▶ Task requirements: Everything in the listing should be restated word for word.

▶ Rows:
---

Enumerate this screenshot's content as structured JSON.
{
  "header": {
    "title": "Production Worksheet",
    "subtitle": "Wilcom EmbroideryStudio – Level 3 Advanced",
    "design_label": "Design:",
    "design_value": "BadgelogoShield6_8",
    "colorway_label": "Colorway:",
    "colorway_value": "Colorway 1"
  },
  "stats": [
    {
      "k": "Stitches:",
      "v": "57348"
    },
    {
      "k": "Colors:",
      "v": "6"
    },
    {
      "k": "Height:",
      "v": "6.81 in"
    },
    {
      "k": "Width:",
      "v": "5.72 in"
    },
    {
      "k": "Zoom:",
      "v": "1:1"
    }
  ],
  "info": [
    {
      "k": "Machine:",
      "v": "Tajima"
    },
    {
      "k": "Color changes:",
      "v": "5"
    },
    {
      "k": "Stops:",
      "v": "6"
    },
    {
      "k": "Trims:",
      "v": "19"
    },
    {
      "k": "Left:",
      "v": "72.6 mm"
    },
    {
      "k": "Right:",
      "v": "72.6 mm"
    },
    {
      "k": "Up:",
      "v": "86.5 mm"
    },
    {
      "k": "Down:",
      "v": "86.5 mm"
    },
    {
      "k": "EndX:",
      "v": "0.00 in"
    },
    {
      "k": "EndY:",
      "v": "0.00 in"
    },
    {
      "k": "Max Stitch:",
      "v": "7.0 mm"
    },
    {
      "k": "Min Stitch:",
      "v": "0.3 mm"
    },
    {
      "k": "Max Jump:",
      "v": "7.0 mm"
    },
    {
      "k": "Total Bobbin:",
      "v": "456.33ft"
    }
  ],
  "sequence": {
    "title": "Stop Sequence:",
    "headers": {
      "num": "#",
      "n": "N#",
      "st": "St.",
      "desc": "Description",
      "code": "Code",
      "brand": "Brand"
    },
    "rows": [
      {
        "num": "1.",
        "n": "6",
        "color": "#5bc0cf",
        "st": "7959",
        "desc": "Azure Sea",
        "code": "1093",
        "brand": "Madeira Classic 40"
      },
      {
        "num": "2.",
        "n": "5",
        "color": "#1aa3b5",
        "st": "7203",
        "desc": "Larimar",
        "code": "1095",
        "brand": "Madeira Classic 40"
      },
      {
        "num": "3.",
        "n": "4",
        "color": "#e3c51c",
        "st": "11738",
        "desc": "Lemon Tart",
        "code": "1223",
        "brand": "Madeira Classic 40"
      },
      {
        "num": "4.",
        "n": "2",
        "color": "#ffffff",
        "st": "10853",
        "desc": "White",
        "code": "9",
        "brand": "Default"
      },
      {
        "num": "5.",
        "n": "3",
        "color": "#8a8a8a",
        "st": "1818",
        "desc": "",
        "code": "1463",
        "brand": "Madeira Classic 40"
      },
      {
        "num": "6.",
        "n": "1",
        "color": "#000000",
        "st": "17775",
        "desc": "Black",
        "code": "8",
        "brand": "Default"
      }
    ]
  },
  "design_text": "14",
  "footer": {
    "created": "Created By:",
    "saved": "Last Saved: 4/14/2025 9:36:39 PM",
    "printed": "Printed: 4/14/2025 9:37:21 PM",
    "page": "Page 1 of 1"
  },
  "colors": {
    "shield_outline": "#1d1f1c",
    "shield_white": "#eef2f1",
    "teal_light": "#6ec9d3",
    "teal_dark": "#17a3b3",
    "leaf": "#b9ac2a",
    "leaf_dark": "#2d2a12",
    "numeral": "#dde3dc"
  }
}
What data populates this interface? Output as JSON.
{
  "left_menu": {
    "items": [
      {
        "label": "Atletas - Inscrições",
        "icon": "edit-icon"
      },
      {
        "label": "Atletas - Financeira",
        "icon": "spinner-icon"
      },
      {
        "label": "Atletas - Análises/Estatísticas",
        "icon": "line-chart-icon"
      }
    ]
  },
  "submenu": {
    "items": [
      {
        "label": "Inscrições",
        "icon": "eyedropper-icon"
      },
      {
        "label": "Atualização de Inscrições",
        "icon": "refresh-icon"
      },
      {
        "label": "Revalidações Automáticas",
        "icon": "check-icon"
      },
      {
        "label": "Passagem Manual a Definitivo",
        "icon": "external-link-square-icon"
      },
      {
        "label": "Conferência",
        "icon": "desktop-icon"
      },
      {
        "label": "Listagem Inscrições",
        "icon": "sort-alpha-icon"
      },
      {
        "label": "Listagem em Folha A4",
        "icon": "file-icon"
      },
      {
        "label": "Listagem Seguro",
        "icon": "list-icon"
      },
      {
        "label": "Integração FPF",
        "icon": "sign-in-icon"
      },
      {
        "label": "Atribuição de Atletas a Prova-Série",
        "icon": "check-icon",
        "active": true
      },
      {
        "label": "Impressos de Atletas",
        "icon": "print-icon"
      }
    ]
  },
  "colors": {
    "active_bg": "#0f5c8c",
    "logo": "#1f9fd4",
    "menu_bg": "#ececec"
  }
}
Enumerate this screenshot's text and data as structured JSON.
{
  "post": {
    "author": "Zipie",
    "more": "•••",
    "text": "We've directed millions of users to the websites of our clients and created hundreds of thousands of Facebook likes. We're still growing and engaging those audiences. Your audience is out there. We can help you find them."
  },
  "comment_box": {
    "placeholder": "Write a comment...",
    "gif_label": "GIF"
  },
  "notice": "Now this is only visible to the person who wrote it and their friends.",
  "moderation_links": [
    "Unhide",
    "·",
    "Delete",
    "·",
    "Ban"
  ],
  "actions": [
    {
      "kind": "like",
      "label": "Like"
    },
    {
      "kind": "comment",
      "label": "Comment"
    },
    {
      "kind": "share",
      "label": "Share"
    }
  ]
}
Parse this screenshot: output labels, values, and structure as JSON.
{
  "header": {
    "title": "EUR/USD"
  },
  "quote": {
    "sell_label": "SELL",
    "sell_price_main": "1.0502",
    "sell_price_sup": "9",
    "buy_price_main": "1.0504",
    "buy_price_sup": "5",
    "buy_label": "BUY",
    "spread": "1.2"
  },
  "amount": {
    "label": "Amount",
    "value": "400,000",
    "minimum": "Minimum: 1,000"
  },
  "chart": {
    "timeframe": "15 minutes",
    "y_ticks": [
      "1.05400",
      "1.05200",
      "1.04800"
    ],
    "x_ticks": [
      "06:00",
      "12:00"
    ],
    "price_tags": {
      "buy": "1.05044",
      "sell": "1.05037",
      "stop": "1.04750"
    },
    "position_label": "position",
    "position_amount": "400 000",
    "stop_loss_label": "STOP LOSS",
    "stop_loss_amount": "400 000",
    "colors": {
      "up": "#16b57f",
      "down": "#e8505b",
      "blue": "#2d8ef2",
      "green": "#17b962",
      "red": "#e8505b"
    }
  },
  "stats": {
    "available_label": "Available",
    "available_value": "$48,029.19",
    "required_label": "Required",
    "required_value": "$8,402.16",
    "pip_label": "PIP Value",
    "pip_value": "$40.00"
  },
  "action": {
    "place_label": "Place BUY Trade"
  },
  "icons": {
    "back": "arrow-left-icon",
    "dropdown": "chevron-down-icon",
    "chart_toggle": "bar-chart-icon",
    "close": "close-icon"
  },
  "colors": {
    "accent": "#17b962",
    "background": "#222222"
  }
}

---

▶ Task response:
Enumerate this screenshot's content as structured JSON.
{
  "header": {
    "title": "Production Worksheet",
    "subtitle": "Wilcom EmbroideryStudio – Level 3 Advanced",
    "design_label": "Design:",
    "design_value": "BadgelogoShield6_8",
    "colorway_label": "Colorway:",
    "colorway_value": "Colorway 1"
  },
  "stats": [
    {
      "k": "Stitches:",
      "v": "57348"
    },
    {
      "k": "Colors:",
      "v": "6"
    },
    {
      "k": "Height:",
      "v": "6.81 in"
    },
    {
      "k": "Width:",
      "v": "5.72 in"
    },
    {
      "k": "Zoom:",
      "v": "1:1"
    }
  ],
  "info": [
    {
      "k": "Machine:",
      "v": "Tajima"
    },
    {
      "k": "Color changes:",
      "v": "5"
    },
    {
      "k": "Stops:",
      "v": "6"
    },
    {
      "k": "Trims:",
      "v": "19"
    },
    {
      "k": "Left:",
      "v": "72.6 mm"
    },
    {
      "k": "Right:",
      "v": "72.6 mm"
    },
    {
      "k": "Up:",
      "v": "86.5 mm"
    },
    {
      "k": "Down:",
      "v": "86.5 mm"
    },
    {
      "k": "EndX:",
      "v": "0.00 in"
    },
    {
      "k": "EndY:",
      "v": "0.00 in"
    },
    {
      "k": "Max Stitch:",
      "v": "7.0 mm"
    },
    {
      "k": "Min Stitch:",
      "v": "0.3 mm"
    },
    {
      "k": "Max Jump:",
      "v": "7.0 mm"
    },
    {
      "k": "Total Bobbin:",
      "v": "456.33ft"
    }
  ],
  "sequence": {
    "title": "Stop Sequence:",
    "headers": {
      "num": "#",
      "n": "N#",
      "st": "St.",
      "desc": "Description",
      "code": "Code",
      "brand": "Brand"
    },
    "rows": [
      {
        "num": "1.",
        "n": "6",
        "color": "#5bc0cf",
        "st": "7959",
        "desc": "Azure Sea",
        "code": "1093",
        "brand": "Madeira Classic 40"
      },
      {
        "num": "2.",
        "n": "5",
        "color": "#1aa3b5",
        "st": "7203",
        "desc": "Larimar",
        "code": "1095",
        "brand": "Madeira Classic 40"
      },
      {
        "num": "3.",
        "n": "4",
        "color": "#e3c51c",
        "st": "11738",
        "desc": "Lemon Tart",
        "code": "1223",
        "brand": "Madeira Classic 40"
      },
      {
        "num": "4.",
        "n": "2",
        "color": "#ffffff",
        "st": "10853",
        "desc": "White",
        "code": "9",
        "brand": "Default"
      },
      {
        "num": "5.",
        "n": "3",
        "color": "#8a8a8a",
        "st": "1818",
        "desc": "",
        "code": "1463",
        "brand": "Madeira Classic 40"
      },
      {
        "num": "6.",
        "n": "1",
        "color": "#000000",
        "st": "17775",
        "desc": "Black",
        "code": "8",
        "brand": "Default"
      }
    ]
  },
  "design_text": "14",
  "footer": {
    "created": "Created By:",
    "saved": "Last Saved: 4/14/2025 9:36:39 PM",
    "printed": "Printed: 4/14/2025 9:37:21 PM",
    "page": "Page 1 of 1"
  },
  "colors": {
    "shield_outline": "#1d1f1c",
    "shield_white": "#eef2f1",
    "teal_light": "#6ec9d3",
    "teal_dark": "#17a3b3",
    "leaf": "#b9ac2a",
    "leaf_dark": "#2d2a12",
    "numeral": "#dde3dc"
  }
}
What data populates this interface? Output as JSON.
{
  "left_menu": {
    "items": [
      {
        "label": "Atletas - Inscrições",
        "icon": "edit-icon"
      },
      {
        "label": "Atletas - Financeira",
        "icon": "spinner-icon"
      },
      {
        "label": "Atletas - Análises/Estatísticas",
        "icon": "line-chart-icon"
      }
    ]
  },
  "submenu": {
    "items": [
      {
        "label": "Inscrições",
        "icon": "eyedropper-icon"
      },
      {
        "label": "Atualização de Inscrições",
        "icon": "refresh-icon"
      },
      {
        "label": "Revalidações Automáticas",
        "icon": "check-icon"
      },
      {
        "label": "Passagem Manual a Definitivo",
        "icon": "external-link-square-icon"
      },
      {
        "label": "Conferência",
        "icon": "desktop-icon"
      },
      {
        "label": "Listagem Inscrições",
        "icon": "sort-alpha-icon"
      },
      {
        "label": "Listagem em Folha A4",
        "icon": "file-icon"
      },
      {
        "label": "Listagem Seguro",
        "icon": "list-icon"
      },
      {
        "label": "Integração FPF",
        "icon": "sign-in-icon"
      },
      {
        "label": "Atribuição de Atletas a Prova-Série",
        "icon": "check-icon",
        "active": true
      },
      {
        "label": "Impressos de Atletas",
        "icon": "print-icon"
      }
    ]
  },
  "colors": {
    "active_bg": "#0f5c8c",
    "logo": "#1f9fd4",
    "menu_bg": "#ececec"
  }
}
Enumerate this screenshot's text and data as structured JSON.
{
  "post": {
    "author": "Zipie",
    "more": "•••",
    "text": "We've directed millions of users to the websites of our clients and created hundreds of thousands of Facebook likes. We're still growing and engaging those audiences. Your audience is out there. We can help you find them."
  },
  "comment_box": {
    "placeholder": "Write a comment...",
    "gif_label": "GIF"
  },
  "notice": "Now this is only visible to the person who wrote it and their friends.",
  "moderation_links": [
    "Unhide",
    "·",
    "Delete",
    "·",
    "Ban"
  ],
  "actions": [
    {
      "kind": "like",
      "label": "Like"
    },
    {
      "kind": "comment",
      "label": "Comment"
    },
    {
      "kind": "share",
      "label": "Share"
    }
  ]
}
Parse this screenshot: output labels, values, and structure as JSON.
{
  "header": {
    "title": "EUR/USD"
  },
  "quote": {
    "sell_label": "SELL",
    "sell_price_main": "1.0502",
    "sell_price_sup": "9",
    "buy_price_main": "1.0504",
    "buy_price_sup": "5",
    "buy_label": "BUY",
    "spread": "1.2"
  },
  "amount": {
    "label": "Amount",
    "value": "400,000",
    "minimum": "Minimum: 1,000"
  },
  "chart": {
    "timeframe": "15 minutes",
    "y_ticks": [
      "1.05400",
      "1.05200",
      "1.04800"
    ],
    "x_ticks": [
      "06:00",
      "12:00"
    ],
    "price_tags": {
      "buy": "1.05044",
      "sell": "1.05037",
      "stop": "1.04750"
    },
    "position_label": "position",
    "position_amount": "400 000",
    "stop_loss_label": "STOP LOSS",
    "stop_loss_amount": "400 000",
    "colors": {
      "up": "#16b57f",
      "down": "#e8505b",
      "blue": "#2d8ef2",
      "green": "#17b962",
      "red": "#e8505b"
    }
  },
  "stats": {
    "available_label": "Available",
    "available_value": "$48,029.19",
    "required_label": "Required",
    "required_value": "$8,402.16",
    "pip_label": "PIP Value",
    "pip_value": "$40.00"
  },
  "action": {
    "place_label": "Place BUY Trade"
  },
  "icons": {
    "back": "arrow-left-icon",
    "dropdown": "chevron-down-icon",
    "chart_toggle": "bar-chart-icon",
    "close": "close-icon"
  },
  "colors": {
    "accent": "#17b962",
    "background": "#222222"
  }
}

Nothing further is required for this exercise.